# Entries supplied
○ ○ ○ ○
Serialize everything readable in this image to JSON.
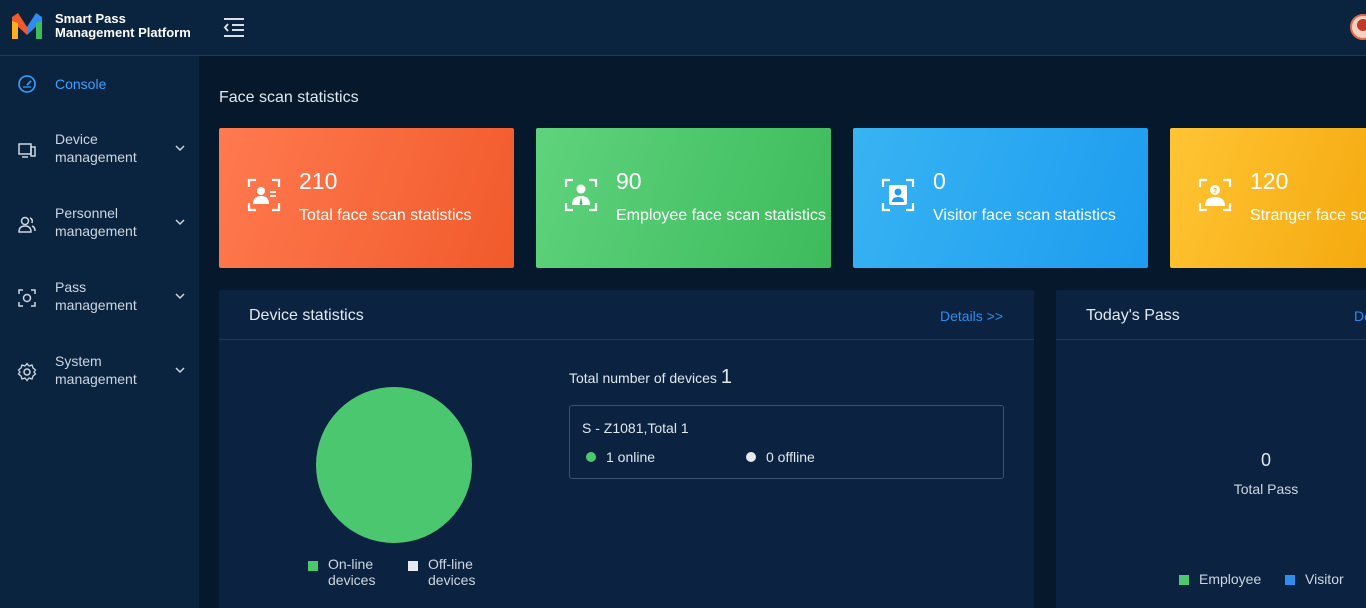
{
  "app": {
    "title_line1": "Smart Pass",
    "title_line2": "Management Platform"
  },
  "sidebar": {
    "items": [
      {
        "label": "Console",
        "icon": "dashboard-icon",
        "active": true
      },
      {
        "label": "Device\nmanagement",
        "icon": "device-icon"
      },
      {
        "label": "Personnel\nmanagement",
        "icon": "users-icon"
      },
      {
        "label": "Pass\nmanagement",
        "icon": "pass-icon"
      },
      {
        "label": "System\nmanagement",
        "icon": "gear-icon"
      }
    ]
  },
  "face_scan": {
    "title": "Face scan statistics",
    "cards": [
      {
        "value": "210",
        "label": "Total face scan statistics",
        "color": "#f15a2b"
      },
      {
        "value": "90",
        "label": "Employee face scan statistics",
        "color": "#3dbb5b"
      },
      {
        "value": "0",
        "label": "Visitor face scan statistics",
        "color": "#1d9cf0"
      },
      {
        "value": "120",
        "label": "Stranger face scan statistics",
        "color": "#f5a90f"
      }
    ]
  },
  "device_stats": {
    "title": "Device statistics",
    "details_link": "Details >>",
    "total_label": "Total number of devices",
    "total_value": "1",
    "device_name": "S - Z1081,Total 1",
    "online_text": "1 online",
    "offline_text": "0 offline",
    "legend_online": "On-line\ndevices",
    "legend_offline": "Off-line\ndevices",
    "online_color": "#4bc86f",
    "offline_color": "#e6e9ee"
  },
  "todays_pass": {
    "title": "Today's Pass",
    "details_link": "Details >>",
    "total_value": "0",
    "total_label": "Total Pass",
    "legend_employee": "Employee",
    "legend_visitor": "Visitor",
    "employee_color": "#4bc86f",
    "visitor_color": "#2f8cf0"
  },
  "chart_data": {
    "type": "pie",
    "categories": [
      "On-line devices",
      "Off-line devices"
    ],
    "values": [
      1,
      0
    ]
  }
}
○ ○ ○ ○
# Instruction
Your answer should be a single number: the count of lines that contain "ndevices".

# Worked solution
2